PROBLEM REQUIREMENTS: Translate this sentence from the text on the CNFPT's training about meaning at work into French: "Many managers were facing teams marked by doubts about the usefulness of their work, the recognition they received, or their professional pace."

STUDY TEXT:
“We wanted to support our managers so that they would know where they were heading, give meaning to their own objectives, share them with their teams, and create the conditions for the collective to move forward.”
The French National Centre for Territorial Civil Service (CNFPT) is responsible for the training of staff working in French local authorities. As part of the programme designed for the Sud PACA Regional Council, the organisation identified a central challenge for its managers: examining the factors that produce meaning, both for themselves and for their teams, and identifying concrete courses of action.
This challenge was particularly acute in mid-2021: after more than a year of health crisis, local authorities had seen their ways of working profoundly disrupted (remote work, reorganisation of duties, weakening of collectives). Many managers were facing teams marked by doubts about the usefulness of their work, the recognition they received, or their professional pace.
In this context, the CNFPT wanted to offer a short, online training session that would help its managers better understand the notion of meaning at work (often confused with motivation or well-being) and leave with concrete levers they could immediately apply with their teams.

DATA TO EXAMINE:
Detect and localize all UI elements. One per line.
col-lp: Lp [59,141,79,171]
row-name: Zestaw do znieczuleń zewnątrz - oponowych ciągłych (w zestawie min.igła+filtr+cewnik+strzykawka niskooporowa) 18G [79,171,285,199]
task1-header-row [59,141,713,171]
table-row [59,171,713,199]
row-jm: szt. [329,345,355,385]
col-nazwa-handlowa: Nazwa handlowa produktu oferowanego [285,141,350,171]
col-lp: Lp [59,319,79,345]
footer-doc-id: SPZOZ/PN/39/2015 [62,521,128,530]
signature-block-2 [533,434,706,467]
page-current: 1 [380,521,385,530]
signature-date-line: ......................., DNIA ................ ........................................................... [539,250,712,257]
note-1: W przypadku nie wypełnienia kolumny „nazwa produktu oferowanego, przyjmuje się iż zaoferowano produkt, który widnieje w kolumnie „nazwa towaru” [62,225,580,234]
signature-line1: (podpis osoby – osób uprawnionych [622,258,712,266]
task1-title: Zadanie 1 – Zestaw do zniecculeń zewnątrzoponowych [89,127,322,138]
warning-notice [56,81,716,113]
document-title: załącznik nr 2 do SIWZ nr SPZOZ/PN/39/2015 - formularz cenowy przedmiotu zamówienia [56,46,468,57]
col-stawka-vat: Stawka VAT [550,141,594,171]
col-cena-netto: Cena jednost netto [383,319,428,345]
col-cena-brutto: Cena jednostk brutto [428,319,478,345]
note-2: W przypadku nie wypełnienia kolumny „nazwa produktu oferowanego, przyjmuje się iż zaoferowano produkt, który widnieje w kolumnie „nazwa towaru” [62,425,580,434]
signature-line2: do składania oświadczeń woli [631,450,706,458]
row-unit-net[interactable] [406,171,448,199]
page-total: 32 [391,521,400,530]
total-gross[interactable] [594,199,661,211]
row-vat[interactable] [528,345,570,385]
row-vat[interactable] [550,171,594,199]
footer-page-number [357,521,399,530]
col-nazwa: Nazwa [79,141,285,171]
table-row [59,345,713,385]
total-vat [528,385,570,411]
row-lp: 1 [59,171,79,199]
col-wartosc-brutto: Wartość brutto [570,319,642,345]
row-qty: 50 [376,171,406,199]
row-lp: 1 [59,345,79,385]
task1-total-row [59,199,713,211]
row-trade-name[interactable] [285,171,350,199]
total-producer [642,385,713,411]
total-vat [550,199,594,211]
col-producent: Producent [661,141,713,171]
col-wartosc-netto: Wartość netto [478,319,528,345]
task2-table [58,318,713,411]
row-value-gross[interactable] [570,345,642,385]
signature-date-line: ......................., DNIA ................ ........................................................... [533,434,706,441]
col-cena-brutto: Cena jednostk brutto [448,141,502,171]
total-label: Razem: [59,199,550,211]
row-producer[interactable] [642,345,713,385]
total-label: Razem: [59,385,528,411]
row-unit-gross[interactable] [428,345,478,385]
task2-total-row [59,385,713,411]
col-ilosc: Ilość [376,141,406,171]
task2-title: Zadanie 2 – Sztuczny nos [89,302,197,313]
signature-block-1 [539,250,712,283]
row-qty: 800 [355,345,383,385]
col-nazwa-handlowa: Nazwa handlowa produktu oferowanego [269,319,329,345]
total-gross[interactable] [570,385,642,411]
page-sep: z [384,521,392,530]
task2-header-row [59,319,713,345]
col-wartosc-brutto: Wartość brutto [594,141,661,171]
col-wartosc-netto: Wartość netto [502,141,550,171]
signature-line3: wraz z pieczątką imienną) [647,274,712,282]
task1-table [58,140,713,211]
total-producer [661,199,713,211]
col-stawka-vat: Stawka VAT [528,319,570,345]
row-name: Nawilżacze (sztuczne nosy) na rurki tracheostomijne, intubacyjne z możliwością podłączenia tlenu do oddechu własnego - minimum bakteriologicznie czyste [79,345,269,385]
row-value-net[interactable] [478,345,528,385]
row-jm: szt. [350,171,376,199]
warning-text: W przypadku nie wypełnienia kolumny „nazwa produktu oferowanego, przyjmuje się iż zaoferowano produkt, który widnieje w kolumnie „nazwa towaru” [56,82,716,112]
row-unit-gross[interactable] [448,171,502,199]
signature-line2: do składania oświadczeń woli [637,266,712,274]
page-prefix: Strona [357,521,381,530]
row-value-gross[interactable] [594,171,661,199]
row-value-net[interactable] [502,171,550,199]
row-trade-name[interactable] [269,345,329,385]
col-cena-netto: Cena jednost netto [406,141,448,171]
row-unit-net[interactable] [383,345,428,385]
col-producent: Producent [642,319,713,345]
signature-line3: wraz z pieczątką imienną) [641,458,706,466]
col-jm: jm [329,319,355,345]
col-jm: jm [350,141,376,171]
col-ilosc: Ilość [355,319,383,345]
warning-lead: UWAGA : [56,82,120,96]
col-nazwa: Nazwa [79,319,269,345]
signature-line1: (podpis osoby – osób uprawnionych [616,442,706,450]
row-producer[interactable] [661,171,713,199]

OUTPUT FOR THIS TASK: De nombreux managers étaient confrontés à des équipes marquées par des doutes sur l'utilité de leur travail, la reconnaissance qu'elles recevaient ou leur rythme professionnel.